══ Entries provided

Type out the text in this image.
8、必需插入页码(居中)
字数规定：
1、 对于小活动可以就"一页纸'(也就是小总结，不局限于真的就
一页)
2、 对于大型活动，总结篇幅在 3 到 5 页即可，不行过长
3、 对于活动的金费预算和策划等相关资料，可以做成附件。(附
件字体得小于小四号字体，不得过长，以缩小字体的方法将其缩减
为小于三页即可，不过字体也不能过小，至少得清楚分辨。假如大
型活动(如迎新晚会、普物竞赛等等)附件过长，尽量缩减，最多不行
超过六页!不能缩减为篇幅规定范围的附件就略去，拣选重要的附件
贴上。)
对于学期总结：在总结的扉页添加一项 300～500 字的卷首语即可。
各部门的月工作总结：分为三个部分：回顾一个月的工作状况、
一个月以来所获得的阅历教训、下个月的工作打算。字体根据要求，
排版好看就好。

════

◆ What to produce
Print the listing above in full, exactly as it is.

◆ Correct response
Type out the text in this image.
8、必需插入页码(居中)
字数规定：
1、 对于小活动可以就"一页纸'(也就是小总结，不局限于真的就
一页)
2、 对于大型活动，总结篇幅在 3 到 5 页即可，不行过长
3、 对于活动的金费预算和策划等相关资料，可以做成附件。(附
件字体得小于小四号字体，不得过长，以缩小字体的方法将其缩减
为小于三页即可，不过字体也不能过小，至少得清楚分辨。假如大
型活动(如迎新晚会、普物竞赛等等)附件过长，尽量缩减，最多不行
超过六页!不能缩减为篇幅规定范围的附件就略去，拣选重要的附件
贴上。)
对于学期总结：在总结的扉页添加一项 300～500 字的卷首语即可。
各部门的月工作总结：分为三个部分：回顾一个月的工作状况、
一个月以来所获得的阅历教训、下个月的工作打算。字体根据要求，
排版好看就好。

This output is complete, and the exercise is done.